Written instruction —
Tally how many lines hold the string "JSON". Your reply should be that number alone.

Figure content listings:
= = = = = = =

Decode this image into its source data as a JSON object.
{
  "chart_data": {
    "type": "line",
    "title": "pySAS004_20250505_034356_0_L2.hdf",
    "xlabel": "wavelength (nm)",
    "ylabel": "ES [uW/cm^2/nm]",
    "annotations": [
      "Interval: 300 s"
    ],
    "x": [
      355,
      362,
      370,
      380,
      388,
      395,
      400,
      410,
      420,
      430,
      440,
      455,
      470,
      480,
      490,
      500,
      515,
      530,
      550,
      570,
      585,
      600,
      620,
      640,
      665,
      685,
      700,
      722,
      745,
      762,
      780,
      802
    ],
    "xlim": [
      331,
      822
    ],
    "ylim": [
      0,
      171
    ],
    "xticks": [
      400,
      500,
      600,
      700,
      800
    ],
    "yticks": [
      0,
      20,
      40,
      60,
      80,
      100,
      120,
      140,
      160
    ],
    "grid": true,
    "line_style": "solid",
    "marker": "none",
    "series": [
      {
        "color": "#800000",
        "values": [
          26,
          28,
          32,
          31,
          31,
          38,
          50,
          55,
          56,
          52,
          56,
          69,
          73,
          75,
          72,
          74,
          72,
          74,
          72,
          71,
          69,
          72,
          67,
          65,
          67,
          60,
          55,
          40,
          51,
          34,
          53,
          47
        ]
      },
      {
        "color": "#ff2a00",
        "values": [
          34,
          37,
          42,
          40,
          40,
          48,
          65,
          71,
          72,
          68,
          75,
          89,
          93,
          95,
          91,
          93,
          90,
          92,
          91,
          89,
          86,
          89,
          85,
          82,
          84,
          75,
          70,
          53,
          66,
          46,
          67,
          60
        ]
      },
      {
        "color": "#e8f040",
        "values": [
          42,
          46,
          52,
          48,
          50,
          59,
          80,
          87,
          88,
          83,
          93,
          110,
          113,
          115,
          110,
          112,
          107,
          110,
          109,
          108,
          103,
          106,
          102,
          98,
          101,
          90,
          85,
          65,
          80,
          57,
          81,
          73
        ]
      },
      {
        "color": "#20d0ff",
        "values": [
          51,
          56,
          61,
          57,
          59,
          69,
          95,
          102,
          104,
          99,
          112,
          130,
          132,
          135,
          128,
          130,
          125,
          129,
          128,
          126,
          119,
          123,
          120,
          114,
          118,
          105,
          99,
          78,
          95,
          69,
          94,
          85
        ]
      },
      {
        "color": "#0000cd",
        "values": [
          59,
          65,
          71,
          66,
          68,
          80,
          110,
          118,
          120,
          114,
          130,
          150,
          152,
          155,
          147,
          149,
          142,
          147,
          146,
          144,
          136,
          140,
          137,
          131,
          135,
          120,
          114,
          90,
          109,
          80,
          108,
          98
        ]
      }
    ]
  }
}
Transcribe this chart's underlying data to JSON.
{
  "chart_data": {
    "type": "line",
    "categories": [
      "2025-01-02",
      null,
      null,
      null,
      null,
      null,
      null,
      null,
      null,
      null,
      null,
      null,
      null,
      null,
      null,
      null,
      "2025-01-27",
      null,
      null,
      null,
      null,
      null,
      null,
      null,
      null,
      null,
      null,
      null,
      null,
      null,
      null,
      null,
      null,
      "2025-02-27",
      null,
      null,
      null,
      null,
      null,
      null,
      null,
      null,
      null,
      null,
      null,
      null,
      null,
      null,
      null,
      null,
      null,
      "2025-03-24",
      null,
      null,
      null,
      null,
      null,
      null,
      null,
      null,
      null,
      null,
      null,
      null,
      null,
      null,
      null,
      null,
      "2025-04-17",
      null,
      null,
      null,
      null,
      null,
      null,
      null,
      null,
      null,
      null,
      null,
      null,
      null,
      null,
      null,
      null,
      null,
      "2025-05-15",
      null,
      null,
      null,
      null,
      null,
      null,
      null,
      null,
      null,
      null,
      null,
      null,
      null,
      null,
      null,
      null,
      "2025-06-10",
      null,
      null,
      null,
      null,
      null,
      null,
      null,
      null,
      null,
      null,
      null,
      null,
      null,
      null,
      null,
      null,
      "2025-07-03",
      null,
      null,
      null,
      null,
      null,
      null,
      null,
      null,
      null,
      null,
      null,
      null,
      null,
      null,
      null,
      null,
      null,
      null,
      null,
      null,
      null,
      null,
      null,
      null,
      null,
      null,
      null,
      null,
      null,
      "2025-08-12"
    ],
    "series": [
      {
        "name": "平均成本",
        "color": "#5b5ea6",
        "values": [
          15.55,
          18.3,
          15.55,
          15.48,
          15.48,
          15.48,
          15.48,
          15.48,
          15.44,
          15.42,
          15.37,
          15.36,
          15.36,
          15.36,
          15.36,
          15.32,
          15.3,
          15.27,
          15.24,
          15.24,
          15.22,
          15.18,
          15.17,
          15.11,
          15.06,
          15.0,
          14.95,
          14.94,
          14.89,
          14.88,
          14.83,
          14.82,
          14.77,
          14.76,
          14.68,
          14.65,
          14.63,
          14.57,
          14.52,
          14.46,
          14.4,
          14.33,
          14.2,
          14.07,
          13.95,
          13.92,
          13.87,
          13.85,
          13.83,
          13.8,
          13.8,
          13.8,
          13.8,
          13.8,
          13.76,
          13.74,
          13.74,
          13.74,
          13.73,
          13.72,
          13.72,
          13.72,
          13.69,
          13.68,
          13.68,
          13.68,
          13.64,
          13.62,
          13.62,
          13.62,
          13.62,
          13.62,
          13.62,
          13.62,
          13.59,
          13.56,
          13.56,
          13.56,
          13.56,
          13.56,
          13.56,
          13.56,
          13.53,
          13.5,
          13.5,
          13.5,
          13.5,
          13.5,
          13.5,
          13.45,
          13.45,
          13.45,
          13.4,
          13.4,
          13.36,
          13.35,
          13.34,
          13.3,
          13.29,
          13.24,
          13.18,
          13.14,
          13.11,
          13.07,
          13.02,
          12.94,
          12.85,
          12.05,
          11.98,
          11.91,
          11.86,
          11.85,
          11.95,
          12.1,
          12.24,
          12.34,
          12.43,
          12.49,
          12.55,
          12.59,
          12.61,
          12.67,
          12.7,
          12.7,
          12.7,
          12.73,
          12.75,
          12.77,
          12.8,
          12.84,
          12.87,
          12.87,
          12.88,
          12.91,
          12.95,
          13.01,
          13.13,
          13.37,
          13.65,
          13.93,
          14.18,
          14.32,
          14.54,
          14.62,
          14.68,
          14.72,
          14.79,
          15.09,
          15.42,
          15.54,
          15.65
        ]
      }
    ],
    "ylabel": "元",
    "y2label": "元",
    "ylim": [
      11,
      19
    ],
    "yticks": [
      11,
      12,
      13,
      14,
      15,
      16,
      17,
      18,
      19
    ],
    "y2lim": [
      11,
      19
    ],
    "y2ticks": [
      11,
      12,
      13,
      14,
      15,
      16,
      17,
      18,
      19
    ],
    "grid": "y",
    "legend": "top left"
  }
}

= = = = = = =

Solution —
2